Data excerpts:
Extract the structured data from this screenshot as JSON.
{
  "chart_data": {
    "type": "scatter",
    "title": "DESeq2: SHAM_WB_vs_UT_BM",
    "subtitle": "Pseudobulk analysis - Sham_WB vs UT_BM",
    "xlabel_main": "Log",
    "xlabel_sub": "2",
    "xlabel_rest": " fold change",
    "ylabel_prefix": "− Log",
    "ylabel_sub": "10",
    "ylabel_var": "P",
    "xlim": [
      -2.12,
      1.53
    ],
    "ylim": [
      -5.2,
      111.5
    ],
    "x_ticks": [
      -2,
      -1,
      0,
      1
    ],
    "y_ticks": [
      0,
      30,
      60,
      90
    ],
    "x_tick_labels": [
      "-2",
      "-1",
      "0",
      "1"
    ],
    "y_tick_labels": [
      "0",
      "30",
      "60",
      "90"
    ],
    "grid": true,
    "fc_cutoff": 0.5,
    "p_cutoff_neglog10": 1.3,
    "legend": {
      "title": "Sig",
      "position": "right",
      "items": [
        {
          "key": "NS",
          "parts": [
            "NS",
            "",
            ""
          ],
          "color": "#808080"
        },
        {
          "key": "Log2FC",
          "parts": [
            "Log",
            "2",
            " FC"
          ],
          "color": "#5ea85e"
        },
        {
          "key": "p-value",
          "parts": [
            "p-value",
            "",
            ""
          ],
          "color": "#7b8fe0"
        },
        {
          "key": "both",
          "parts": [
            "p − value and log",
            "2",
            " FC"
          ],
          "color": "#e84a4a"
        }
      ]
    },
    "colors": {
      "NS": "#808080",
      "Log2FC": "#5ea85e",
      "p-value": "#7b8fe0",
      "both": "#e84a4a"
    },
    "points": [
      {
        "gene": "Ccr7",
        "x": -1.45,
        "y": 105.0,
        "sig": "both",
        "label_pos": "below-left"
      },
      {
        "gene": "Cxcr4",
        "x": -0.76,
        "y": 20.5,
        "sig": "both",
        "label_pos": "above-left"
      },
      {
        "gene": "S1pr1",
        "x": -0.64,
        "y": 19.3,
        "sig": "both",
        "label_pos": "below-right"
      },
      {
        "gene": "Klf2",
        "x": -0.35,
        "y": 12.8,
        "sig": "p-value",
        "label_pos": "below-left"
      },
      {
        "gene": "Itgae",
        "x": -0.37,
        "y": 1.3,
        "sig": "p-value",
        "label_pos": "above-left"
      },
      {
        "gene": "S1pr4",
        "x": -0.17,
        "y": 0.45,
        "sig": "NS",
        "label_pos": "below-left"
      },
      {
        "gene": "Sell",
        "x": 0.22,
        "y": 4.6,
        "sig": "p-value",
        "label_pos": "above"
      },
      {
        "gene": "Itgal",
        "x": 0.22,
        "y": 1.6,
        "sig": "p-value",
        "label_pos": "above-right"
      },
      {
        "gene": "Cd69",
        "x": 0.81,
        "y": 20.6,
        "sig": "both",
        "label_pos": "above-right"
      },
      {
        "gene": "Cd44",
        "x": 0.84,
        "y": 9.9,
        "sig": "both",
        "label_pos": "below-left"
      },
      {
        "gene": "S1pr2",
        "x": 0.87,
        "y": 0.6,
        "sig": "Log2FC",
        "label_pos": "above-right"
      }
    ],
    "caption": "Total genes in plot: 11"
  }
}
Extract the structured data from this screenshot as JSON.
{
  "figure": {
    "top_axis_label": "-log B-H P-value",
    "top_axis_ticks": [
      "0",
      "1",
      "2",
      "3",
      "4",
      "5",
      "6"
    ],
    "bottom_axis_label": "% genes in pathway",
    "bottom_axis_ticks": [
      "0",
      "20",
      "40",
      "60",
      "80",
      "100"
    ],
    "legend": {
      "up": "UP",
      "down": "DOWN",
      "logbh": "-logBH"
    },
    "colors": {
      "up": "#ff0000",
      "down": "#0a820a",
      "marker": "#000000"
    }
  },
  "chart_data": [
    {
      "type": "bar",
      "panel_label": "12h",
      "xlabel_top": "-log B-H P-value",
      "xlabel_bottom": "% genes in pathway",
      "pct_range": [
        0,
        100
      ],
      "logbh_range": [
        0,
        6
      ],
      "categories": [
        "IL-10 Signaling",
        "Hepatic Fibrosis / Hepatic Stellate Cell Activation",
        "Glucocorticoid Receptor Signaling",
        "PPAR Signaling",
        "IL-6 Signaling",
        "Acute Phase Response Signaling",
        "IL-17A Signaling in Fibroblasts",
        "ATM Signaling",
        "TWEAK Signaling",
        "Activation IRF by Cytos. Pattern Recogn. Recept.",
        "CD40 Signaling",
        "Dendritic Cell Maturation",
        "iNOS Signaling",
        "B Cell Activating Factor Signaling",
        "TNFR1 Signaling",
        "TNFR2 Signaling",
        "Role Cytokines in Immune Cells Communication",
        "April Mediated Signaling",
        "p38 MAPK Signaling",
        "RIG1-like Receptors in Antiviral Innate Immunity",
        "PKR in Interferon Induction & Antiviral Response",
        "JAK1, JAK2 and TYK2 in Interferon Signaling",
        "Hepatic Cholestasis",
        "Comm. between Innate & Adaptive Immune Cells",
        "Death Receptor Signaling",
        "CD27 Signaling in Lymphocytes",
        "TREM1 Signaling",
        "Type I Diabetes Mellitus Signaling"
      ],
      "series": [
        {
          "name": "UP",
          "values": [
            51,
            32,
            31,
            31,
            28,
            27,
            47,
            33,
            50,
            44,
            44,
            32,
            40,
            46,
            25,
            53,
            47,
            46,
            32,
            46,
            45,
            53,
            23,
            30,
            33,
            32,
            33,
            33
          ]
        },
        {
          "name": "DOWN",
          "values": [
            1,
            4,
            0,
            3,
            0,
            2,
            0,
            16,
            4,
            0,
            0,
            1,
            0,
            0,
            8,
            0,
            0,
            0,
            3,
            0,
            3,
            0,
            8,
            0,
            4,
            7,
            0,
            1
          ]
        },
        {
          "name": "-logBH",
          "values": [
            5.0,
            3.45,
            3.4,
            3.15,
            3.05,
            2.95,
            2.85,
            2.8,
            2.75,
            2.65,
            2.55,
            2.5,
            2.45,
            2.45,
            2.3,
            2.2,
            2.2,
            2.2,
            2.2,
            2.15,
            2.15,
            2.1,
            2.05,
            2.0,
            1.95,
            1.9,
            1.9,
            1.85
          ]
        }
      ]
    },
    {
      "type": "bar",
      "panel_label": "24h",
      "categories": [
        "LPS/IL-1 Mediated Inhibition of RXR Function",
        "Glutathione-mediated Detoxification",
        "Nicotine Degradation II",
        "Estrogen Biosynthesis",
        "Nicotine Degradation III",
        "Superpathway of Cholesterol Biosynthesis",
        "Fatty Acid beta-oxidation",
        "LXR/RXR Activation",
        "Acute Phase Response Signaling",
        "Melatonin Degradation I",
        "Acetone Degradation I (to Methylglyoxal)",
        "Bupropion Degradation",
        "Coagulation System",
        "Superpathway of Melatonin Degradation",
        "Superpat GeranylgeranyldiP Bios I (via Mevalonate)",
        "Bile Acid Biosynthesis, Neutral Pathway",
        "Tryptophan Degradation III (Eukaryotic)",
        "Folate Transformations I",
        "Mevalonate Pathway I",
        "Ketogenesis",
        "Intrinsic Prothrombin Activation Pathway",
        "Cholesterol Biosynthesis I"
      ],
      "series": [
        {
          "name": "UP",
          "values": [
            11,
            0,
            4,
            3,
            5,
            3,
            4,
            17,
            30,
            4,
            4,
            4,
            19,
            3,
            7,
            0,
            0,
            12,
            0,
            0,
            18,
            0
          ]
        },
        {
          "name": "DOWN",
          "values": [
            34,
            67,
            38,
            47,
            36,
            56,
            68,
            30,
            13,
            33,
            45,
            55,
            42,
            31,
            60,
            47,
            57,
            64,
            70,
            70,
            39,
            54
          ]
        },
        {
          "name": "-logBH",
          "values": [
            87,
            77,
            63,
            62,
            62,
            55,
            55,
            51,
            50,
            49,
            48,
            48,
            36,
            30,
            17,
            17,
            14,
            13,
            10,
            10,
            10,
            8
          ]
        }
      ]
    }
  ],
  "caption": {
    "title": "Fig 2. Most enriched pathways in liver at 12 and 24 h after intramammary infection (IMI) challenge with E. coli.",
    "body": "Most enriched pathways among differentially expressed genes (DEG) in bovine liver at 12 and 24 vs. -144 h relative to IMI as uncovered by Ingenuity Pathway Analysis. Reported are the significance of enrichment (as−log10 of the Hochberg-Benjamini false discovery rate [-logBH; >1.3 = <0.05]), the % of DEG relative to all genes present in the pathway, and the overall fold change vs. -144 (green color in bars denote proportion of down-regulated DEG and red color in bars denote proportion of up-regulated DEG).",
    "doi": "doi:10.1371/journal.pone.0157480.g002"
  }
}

▶ [Work instructions]
List every line above that holds the word "Most".

▶ [Response to the task]
    "title": "Fig 2. Most enriched pathways in liver at 12 and 24 h after intramammary infection (IMI) challenge with E. coli.",
    "body": "Most enriched pathways among differentially expressed genes (DEG) in bovine liver at 12 and 24 vs. -144 h relative to IMI as uncovered by Ingenuity Pathway Analysis. Reported are the significance of enrichment (as−log10 of the Hochberg-Benjamini false discovery rate [-logBH; >1.3 = <0.05]), the % of DEG relative to all genes present in the pathway, and the overall fold change vs. -144 (green color in bars denote proportion of down-regulated DEG and red color in bars denote proportion of up-regulated DEG).",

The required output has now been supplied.